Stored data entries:
* BEGIN *
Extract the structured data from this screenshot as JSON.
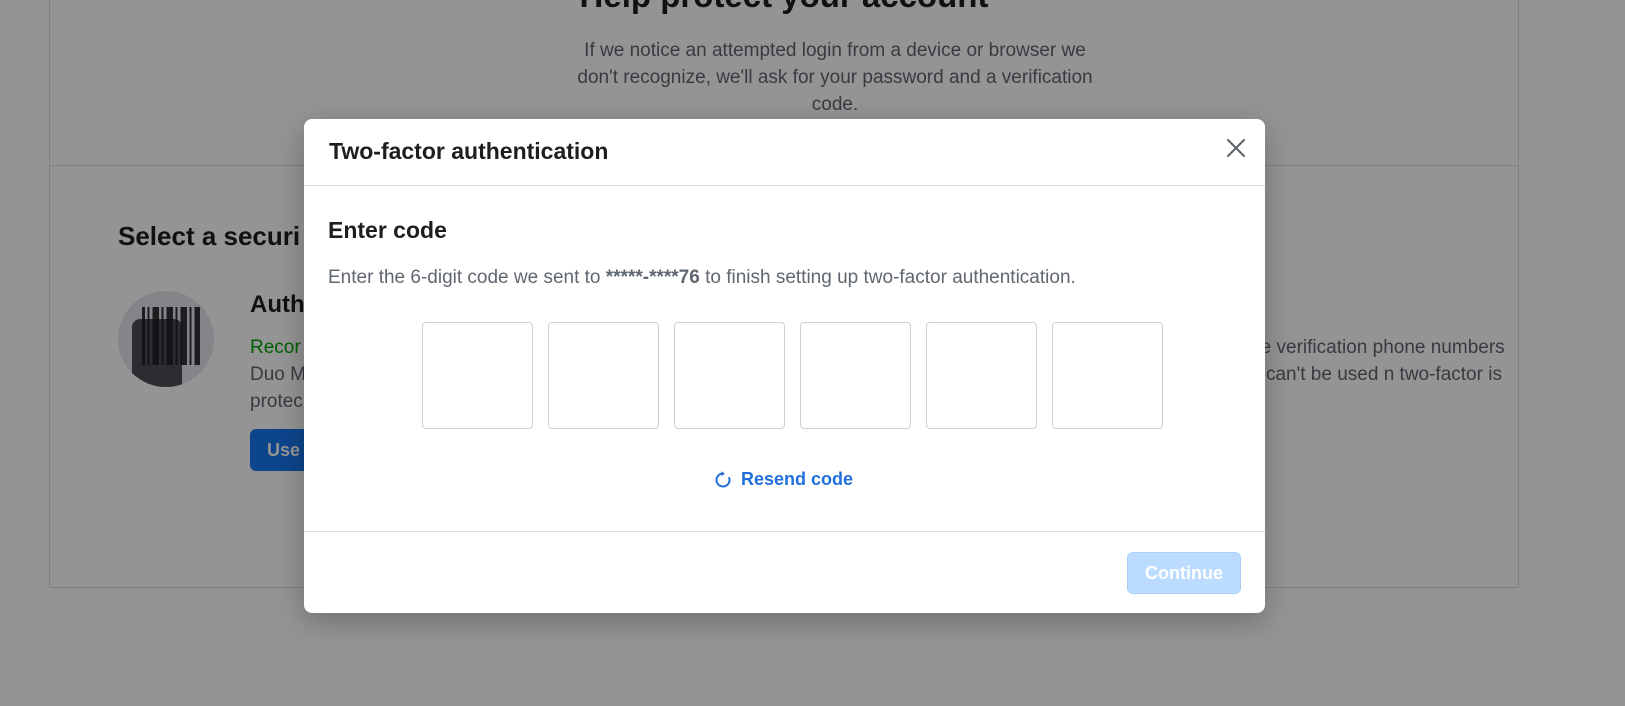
{
  "background": {
    "heading": "Help protect your account",
    "subtitle": "If we notice an attempted login from a device or browser we don't recognize, we'll ask for your password and a verification code.",
    "section_title": "Select a securi",
    "option": {
      "title": "Auth",
      "recommended": "Recor",
      "line2": "Duo M",
      "line3": "protec",
      "button_label": "Use"
    },
    "right_text": "receive verification phone numbers cation can't be used n two-factor is on."
  },
  "modal": {
    "title": "Two-factor authentication",
    "close_icon": "close-icon",
    "heading": "Enter code",
    "instructions_prefix": "Enter the 6-digit code we sent to ",
    "masked_phone": "*****-****76",
    "instructions_suffix": " to finish setting up two-factor authentication.",
    "code_digits": [
      "",
      "",
      "",
      "",
      "",
      ""
    ],
    "resend_icon": "refresh-icon",
    "resend_label": "Resend code",
    "continue_label": "Continue"
  },
  "colors": {
    "link": "#216fdb",
    "continue_disabled_bg": "#bcdcff",
    "overlay": "rgba(0,0,0,0.42)",
    "recommended_green": "#00a400",
    "primary_button": "#1877f2"
  }
}
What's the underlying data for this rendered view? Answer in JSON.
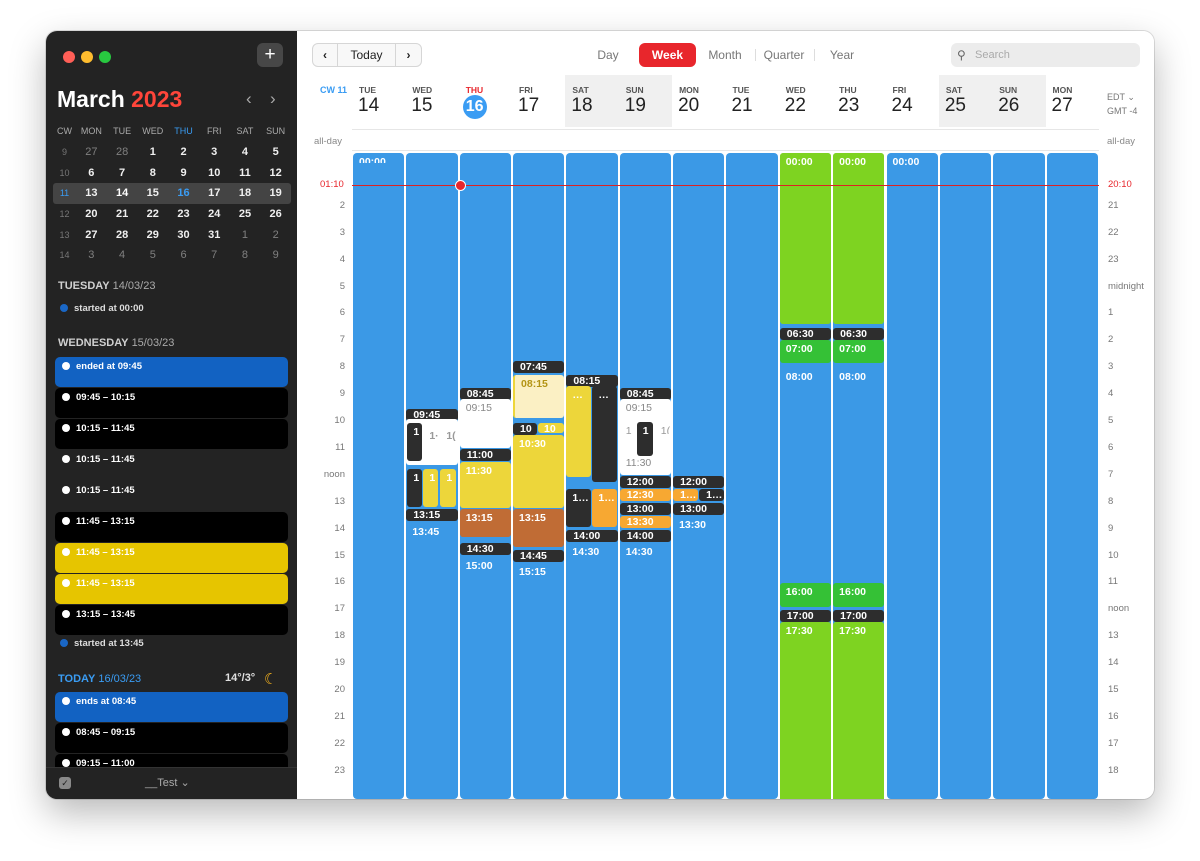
{
  "sidebar": {
    "add_label": "+",
    "month": "March",
    "year": "2023",
    "nav_prev": "‹",
    "nav_next": "›",
    "minical": {
      "headers": [
        "CW",
        "MON",
        "TUE",
        "WED",
        "THU",
        "FRI",
        "SAT",
        "SUN"
      ],
      "rows": [
        [
          "9",
          "27",
          "28",
          "1",
          "2",
          "3",
          "4",
          "5"
        ],
        [
          "10",
          "6",
          "7",
          "8",
          "9",
          "10",
          "11",
          "12"
        ],
        [
          "11",
          "13",
          "14",
          "15",
          "16",
          "17",
          "18",
          "19"
        ],
        [
          "12",
          "20",
          "21",
          "22",
          "23",
          "24",
          "25",
          "26"
        ],
        [
          "13",
          "27",
          "28",
          "29",
          "30",
          "31",
          "1",
          "2"
        ],
        [
          "14",
          "3",
          "4",
          "5",
          "6",
          "7",
          "8",
          "9"
        ]
      ]
    },
    "sections": [
      {
        "day": "TUESDAY",
        "date": "14/03/23"
      },
      {
        "day": "WEDNESDAY",
        "date": "15/03/23"
      },
      {
        "day": "TODAY",
        "date": "16/03/23"
      }
    ],
    "events": [
      {
        "label": "started at 00:00"
      },
      {
        "label": "ended at 09:45"
      },
      {
        "label": "09:45 – 10:15"
      },
      {
        "label": "10:15 – 11:45"
      },
      {
        "label": "10:15 – 11:45"
      },
      {
        "label": "10:15 – 11:45"
      },
      {
        "label": "11:45 – 13:15"
      },
      {
        "label": "11:45 – 13:15"
      },
      {
        "label": "11:45 – 13:15"
      },
      {
        "label": "13:15 – 13:45"
      },
      {
        "label": "started at 13:45"
      },
      {
        "label": "ends at 08:45"
      },
      {
        "label": "08:45 – 09:15"
      },
      {
        "label": "09:15 – 11:00"
      }
    ],
    "weather": "14°/3°",
    "moon_icon": "moon-icon",
    "footer_label": "__Test ⌄"
  },
  "toolbar": {
    "prev": "‹",
    "today": "Today",
    "next": "›",
    "views": [
      "Day",
      "Week",
      "Month",
      "Quarter",
      "Year"
    ],
    "active_view": "Week",
    "search_placeholder": "Search"
  },
  "week": {
    "cw": "CW 11",
    "days": [
      {
        "dow": "TUE",
        "num": "14"
      },
      {
        "dow": "WED",
        "num": "15"
      },
      {
        "dow": "THU",
        "num": "16"
      },
      {
        "dow": "FRI",
        "num": "17"
      },
      {
        "dow": "SAT",
        "num": "18"
      },
      {
        "dow": "SUN",
        "num": "19"
      },
      {
        "dow": "MON",
        "num": "20"
      },
      {
        "dow": "TUE",
        "num": "21"
      },
      {
        "dow": "WED",
        "num": "22"
      },
      {
        "dow": "THU",
        "num": "23"
      },
      {
        "dow": "FRI",
        "num": "24"
      },
      {
        "dow": "SAT",
        "num": "25"
      },
      {
        "dow": "SUN",
        "num": "26"
      },
      {
        "dow": "MON",
        "num": "27"
      }
    ],
    "tz_primary": "EDT ⌄",
    "tz_secondary": "GMT -4",
    "allday": "all-day",
    "now_left": "01:10",
    "now_right": "20:10",
    "hours_left": [
      "2",
      "3",
      "4",
      "5",
      "6",
      "7",
      "8",
      "9",
      "10",
      "11",
      "noon",
      "13",
      "14",
      "15",
      "16",
      "17",
      "18",
      "19",
      "20",
      "21",
      "22",
      "23"
    ],
    "hours_right": [
      "21",
      "22",
      "23",
      "midnight",
      "1",
      "2",
      "3",
      "4",
      "5",
      "6",
      "7",
      "8",
      "9",
      "10",
      "11",
      "noon",
      "13",
      "14",
      "15",
      "16",
      "17",
      "18"
    ]
  },
  "events": {
    "t0000": "00:00",
    "t0630": "06:30",
    "t0700": "07:00",
    "t0800": "08:00",
    "t0745": "07:45",
    "t0815": "08:15",
    "t0845": "08:45",
    "t0915": "09:15",
    "t0945": "09:45",
    "t1000": "10",
    "t1030": "10:30",
    "t1100": "11:00",
    "t1130": "11:30",
    "t1130b": "11:30",
    "t1200": "12:00",
    "t1230": "12:30",
    "t1300": "13:00",
    "t1315": "13:15",
    "t1330": "13:30",
    "t1345": "13:45",
    "t1400": "14:00",
    "t1430": "14:30",
    "t1445": "14:45",
    "t1500": "15:00",
    "t1515": "15:15",
    "t1600": "16:00",
    "t1700": "17:00",
    "t1730": "17:30",
    "dots": "…",
    "one": "1",
    "one_dots": "1…",
    "frag_10": "10",
    "frag_1a": "1·",
    "frag_1b": "1(",
    "frag_1c": "1",
    "frag_1d": "1("
  },
  "colors": {
    "blue": "#3b99e6",
    "green": "#7ed321",
    "darkgreen": "#35c136",
    "yellow": "#edd63a",
    "orange": "#f7a832",
    "brown": "#c06c35",
    "dark": "#2d2d2d",
    "accent": "#e8262c",
    "today_blue": "#3a9cf3"
  }
}
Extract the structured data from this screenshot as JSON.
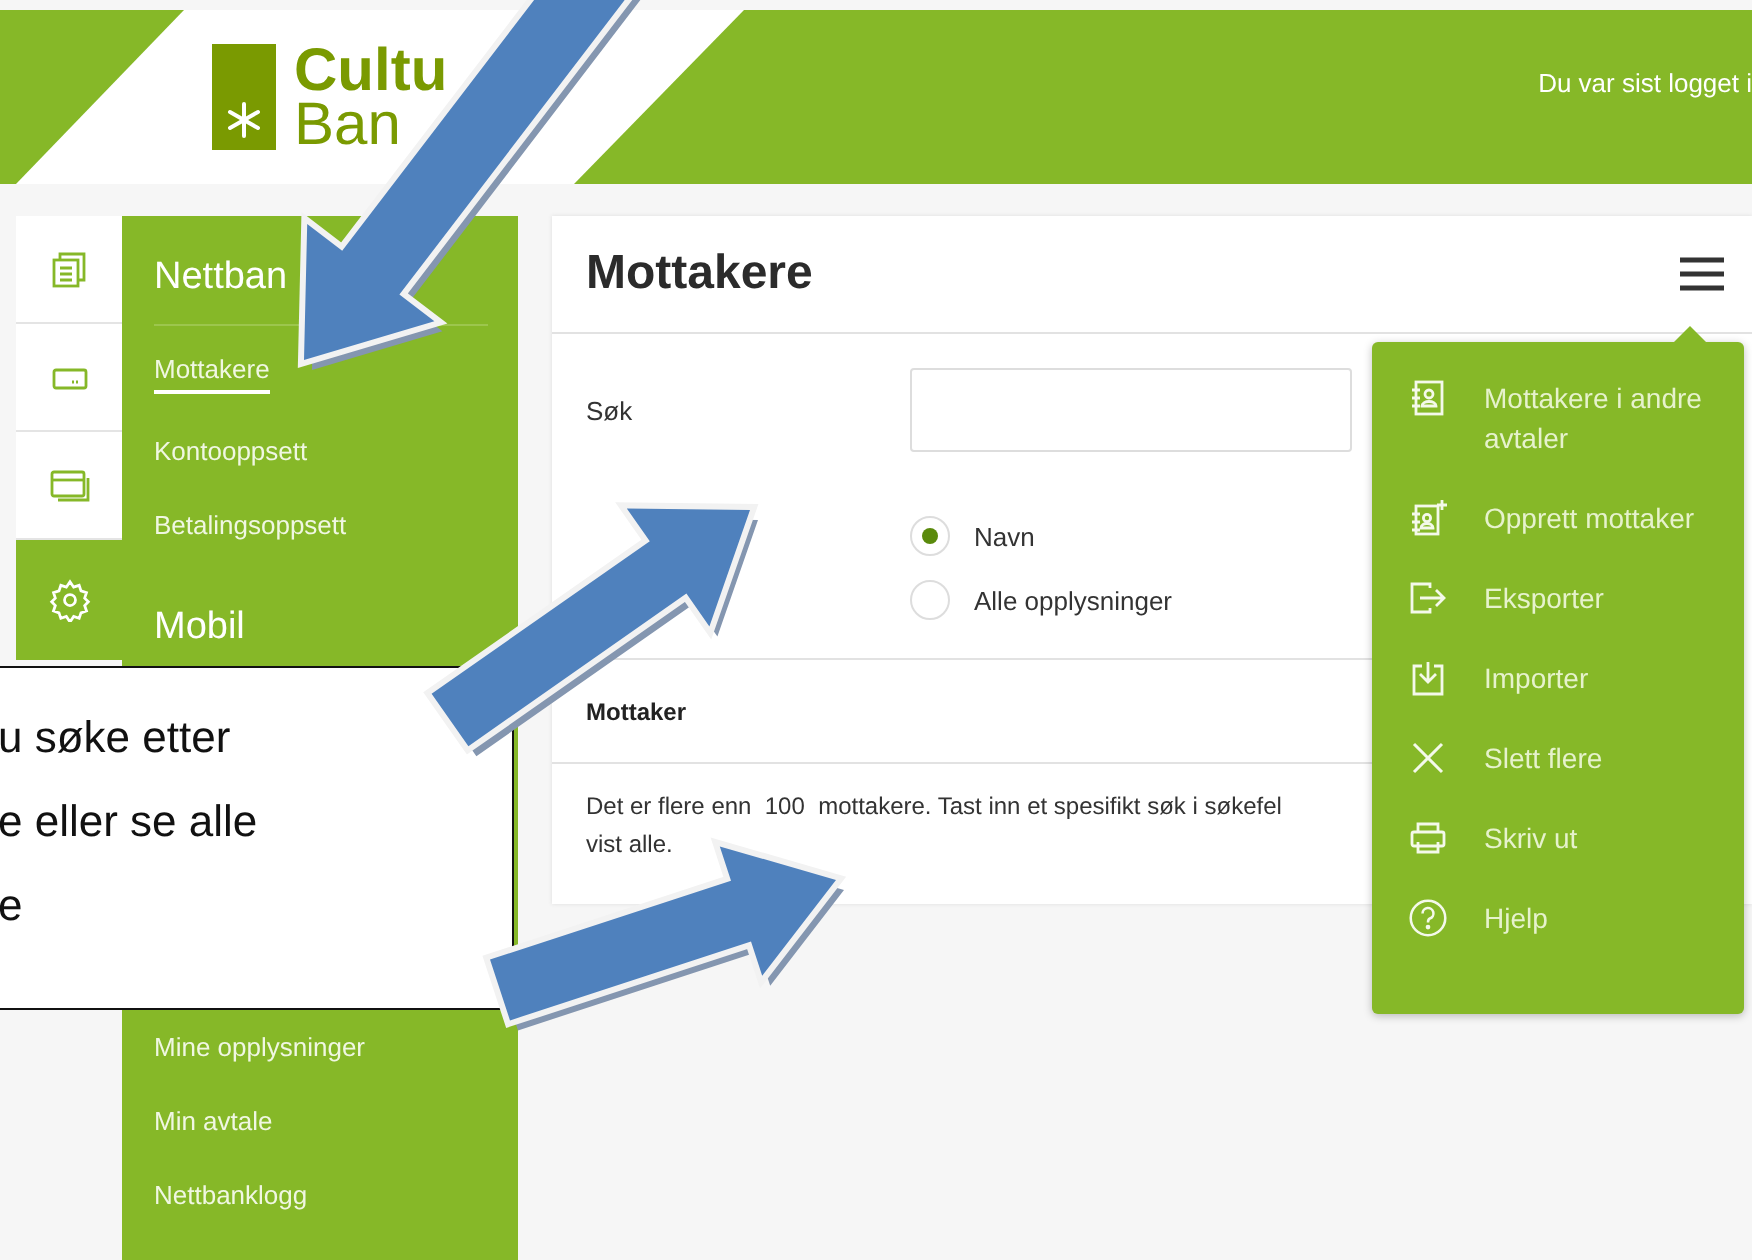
{
  "header": {
    "logo_line_1": "Cultu",
    "logo_line_2": "Ban",
    "last_login": "Du var sist logget i"
  },
  "rail": [
    {
      "kind": "documents",
      "selected": false
    },
    {
      "kind": "card-small",
      "selected": false
    },
    {
      "kind": "card",
      "selected": false
    },
    {
      "kind": "settings",
      "selected": true
    }
  ],
  "sidebar": {
    "sections": [
      {
        "title": "Nettban",
        "items": [
          {
            "label": "Mottakere",
            "selected": true
          },
          {
            "label": "Kontooppsett",
            "selected": false
          },
          {
            "label": "Betalingsoppsett",
            "selected": false
          }
        ]
      },
      {
        "title": "Mobil"
      },
      {
        "items": [
          {
            "label": "Mine opplysninger",
            "selected": false
          },
          {
            "label": "Min avtale",
            "selected": false
          },
          {
            "label": "Nettbanklogg",
            "selected": false
          }
        ]
      }
    ]
  },
  "main": {
    "title": "Mottakere",
    "search": {
      "label": "Søk"
    },
    "radios": [
      {
        "label": "Navn",
        "selected": true
      },
      {
        "label": "Alle opplysninger",
        "selected": false
      }
    ],
    "table": {
      "column": "Mottaker"
    },
    "message_lines": [
      "Det er flere enn  100  mottakere. Tast inn et spesifikt søk i søkefel",
      "vist alle."
    ]
  },
  "menu": {
    "items": [
      {
        "kind": "contacts",
        "label": "Mottakere i andre avtaler"
      },
      {
        "kind": "add-contact",
        "label": "Opprett mottaker"
      },
      {
        "kind": "export",
        "label": "Eksporter"
      },
      {
        "kind": "import",
        "label": "Importer"
      },
      {
        "kind": "delete",
        "label": "Slett flere"
      },
      {
        "kind": "print",
        "label": "Skriv ut"
      },
      {
        "kind": "help",
        "label": "Hjelp"
      }
    ]
  },
  "callout": {
    "lines": [
      "u søke etter",
      "e eller se alle",
      "e"
    ]
  }
}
* END *
PROBLEM TO SOLVE:
From the listing above, copy every line that includes the word "Enter".

TASK OUTPUT:
    "heading": "Enter code",
    "instructions_prefix": "Enter the 6-digit code we sent to ",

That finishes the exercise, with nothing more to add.